4. Exercisability of Option. Except as provided in paragraphs 7, 8, 9, 10 or 11, this option shall be exercisable as to one-third of the option ( shares) on February 22, 2016, as to another one-third of the option ( shares) on February 22, 2017, and as to the final one-third of the option ( shares) on February 22, 2018. Once the option has become exercisable in accordance with the preceding sentence, it shall continue to be exercisable until the termination of Participants rights hereunder pursuant to paragraphs 7, 8, 9, 10 or 11, or until the option period has expired. A partial exercise of this option shall not affect Participants right to exercise this option with respect to the remaining shares, subject to the terms and conditions of the Plan and those set forth herein.
5. Method of Exercising and Payment for Shares. This option shall be exercised through a licensed brokerage firm at Participants expense, in conjunction with established procedures and coordinated with the Companys Human Resources and Law Departments. From time to time the procedures for exercising this option may be subject to modification by the aforesaid departments, but in no case shall the number of shares subject to the option or its terms for vesting be changed by the procedures for exercise or by the modification thereof. Procedures for the exercise of this option will be provided to Participant by the Companys Human Resources Department.
6. Nontransferability. This option is nontransferable except by will or the laws of descent and distribution. During Participants lifetime, this option may be exercised only by Participant.

### RECORDS SUPPLIED
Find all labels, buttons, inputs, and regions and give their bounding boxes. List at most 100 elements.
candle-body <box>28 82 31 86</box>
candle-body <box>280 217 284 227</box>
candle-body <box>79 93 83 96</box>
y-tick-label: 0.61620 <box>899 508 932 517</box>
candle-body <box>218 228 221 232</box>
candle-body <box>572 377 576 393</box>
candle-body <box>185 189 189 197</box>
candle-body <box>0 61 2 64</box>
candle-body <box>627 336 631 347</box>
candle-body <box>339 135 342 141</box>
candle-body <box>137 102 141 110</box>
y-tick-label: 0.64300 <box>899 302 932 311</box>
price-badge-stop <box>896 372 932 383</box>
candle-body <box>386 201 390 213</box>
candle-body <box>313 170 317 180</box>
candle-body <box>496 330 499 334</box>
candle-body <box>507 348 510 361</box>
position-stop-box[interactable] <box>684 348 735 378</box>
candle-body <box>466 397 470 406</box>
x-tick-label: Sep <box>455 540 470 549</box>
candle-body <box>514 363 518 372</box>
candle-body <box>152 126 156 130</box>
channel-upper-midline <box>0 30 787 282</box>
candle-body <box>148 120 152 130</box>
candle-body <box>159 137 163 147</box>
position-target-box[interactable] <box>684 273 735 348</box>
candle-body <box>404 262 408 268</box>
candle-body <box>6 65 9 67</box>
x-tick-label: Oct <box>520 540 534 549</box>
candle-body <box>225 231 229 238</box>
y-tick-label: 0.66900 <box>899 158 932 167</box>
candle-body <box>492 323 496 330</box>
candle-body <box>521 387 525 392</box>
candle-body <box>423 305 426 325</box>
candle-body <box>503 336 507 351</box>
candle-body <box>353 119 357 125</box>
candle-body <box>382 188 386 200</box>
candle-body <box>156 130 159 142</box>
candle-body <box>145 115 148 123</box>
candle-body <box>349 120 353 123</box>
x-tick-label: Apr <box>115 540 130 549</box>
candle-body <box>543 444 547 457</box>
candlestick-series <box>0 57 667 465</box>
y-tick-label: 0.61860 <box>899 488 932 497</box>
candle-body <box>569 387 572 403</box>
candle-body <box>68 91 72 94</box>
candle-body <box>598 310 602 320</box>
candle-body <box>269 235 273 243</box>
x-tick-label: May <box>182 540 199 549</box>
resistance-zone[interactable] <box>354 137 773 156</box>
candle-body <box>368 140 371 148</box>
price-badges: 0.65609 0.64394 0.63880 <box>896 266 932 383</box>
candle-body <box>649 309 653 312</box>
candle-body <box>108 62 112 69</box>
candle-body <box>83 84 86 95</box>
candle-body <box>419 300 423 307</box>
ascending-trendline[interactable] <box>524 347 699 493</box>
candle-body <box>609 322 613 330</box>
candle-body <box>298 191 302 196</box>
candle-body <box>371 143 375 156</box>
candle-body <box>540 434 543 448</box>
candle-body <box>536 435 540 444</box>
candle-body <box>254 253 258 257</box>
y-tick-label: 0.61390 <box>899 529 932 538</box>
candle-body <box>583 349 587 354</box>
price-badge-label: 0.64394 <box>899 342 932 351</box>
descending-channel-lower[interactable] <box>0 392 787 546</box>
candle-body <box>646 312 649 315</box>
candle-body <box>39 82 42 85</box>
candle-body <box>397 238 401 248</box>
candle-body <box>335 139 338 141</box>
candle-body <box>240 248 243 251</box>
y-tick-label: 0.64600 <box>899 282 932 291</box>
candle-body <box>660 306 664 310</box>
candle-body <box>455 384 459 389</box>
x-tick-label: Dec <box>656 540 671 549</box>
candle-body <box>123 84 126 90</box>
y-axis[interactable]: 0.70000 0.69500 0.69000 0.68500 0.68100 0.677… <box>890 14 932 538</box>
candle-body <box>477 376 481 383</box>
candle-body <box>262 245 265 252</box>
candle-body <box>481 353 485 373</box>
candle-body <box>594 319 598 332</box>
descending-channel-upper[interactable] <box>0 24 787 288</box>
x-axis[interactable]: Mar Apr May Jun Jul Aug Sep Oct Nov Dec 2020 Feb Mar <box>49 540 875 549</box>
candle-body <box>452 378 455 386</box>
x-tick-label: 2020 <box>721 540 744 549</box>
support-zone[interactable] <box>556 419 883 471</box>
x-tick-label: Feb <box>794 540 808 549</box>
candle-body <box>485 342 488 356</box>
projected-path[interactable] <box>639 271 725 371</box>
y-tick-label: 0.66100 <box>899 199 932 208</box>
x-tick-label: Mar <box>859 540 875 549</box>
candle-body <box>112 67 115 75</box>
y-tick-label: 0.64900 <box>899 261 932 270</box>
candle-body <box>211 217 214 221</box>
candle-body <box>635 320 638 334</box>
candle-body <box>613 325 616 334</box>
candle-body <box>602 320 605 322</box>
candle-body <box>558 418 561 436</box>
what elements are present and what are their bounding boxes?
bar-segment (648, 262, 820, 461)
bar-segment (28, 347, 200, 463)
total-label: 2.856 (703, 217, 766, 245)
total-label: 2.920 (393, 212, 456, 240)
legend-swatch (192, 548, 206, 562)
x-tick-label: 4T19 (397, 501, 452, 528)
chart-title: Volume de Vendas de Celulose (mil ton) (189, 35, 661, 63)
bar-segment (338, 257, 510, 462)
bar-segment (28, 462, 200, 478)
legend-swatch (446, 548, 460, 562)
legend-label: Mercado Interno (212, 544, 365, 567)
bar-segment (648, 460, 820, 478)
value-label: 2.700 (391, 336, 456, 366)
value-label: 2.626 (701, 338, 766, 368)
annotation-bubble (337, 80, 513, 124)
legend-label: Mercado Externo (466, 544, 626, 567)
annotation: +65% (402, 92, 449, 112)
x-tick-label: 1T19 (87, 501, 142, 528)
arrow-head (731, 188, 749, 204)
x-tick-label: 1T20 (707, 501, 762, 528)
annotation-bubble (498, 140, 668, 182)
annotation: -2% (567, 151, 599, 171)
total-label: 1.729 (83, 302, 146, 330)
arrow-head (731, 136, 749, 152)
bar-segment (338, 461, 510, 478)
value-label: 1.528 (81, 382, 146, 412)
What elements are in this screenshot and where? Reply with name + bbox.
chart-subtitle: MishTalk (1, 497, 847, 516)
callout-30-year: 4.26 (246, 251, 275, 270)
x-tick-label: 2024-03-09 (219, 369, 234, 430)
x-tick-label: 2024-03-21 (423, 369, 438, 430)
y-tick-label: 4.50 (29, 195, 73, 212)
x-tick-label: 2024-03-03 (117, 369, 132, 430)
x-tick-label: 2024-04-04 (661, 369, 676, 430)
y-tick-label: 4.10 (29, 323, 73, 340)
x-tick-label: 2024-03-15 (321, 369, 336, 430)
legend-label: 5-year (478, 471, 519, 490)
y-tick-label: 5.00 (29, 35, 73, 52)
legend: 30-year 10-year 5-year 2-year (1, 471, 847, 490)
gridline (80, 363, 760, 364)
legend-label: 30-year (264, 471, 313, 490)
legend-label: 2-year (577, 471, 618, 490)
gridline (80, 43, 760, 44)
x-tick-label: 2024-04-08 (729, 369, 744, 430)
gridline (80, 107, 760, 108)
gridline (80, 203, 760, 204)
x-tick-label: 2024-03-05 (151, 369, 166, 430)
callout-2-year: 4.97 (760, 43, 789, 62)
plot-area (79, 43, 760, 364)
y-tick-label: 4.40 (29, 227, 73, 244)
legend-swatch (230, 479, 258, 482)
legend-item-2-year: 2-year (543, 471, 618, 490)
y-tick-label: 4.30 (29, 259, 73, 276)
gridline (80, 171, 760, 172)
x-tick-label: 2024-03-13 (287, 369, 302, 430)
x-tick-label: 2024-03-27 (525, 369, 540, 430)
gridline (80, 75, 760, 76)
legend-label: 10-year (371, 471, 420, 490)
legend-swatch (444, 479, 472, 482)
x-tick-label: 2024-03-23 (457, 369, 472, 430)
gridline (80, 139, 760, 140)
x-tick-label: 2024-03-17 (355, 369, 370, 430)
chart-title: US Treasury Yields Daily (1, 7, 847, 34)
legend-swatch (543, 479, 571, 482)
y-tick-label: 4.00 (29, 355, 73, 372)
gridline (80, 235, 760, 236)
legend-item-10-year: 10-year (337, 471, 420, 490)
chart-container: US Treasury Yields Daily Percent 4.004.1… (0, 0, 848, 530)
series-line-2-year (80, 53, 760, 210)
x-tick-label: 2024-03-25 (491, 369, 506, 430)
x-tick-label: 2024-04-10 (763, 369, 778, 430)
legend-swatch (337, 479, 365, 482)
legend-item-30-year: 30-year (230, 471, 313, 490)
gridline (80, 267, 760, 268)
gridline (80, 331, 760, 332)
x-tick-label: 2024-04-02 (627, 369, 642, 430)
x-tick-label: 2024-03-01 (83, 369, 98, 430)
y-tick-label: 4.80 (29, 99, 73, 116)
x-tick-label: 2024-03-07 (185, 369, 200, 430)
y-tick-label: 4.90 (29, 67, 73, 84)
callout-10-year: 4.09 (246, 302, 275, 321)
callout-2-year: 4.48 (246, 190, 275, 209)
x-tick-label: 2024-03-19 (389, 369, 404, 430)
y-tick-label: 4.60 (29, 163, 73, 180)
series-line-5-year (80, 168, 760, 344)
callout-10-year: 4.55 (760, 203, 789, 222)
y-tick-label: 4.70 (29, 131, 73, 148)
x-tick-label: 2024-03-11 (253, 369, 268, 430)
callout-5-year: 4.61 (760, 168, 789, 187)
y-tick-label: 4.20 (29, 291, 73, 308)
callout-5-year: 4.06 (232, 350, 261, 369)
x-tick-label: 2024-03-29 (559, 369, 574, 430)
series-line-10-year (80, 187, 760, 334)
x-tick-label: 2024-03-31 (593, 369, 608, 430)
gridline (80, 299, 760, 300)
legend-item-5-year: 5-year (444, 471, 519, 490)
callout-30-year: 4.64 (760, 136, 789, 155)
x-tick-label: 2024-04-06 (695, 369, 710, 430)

### REQUIRED TASKS
a: Under the stock option terms above, who may exercise the option during Participant's lifetime?
b: Pick up the stock option terms after their final sentence and write the next numbered paragraph.

### OUTPUTS
a: Only Participant may exercise it.

b:
7. Vesting and Exercise in the Event of Death. If the Participant dies while employed by the Company or an Affiliate, after one year following the date the option was granted and prior to the Expiration Date, this option (to the extent not already Vested) shall become Vested as to a pro-rata portion of the option; such pro-rata portion shall be determined as follows: the option (i) shall be Vested as to one-fifth of the option for each completed year of service by the Participant during the Vesting period and prior to death, and (ii) shall be Vested as to a fraction of one-fifth of the option for any partial year of service (other than the first year after the option is granted), where the numerator of such fraction is the number of days in the year prior to Participants death, and the denominator of such fraction is 365 (or 366 for a leap year). The non-Vested portion of the option shall be forfeited. The Vested portion of the option may be immediately exercised and shall remain exercisable according to the terms provided in Paragraph 4, notwithstanding the date of death. This option may be exercised by Participants beneficiary. Participant shall have the right to designate his beneficiary on a form filed with the Committee. If Participant fails to designate a beneficiary, or if at the time of his death there is no surviving beneficiary, this option may be exercised by his estate. Participants beneficiary (or estate as the case may be) may exercise this option during the remainder of the period preceding the Expiration Date.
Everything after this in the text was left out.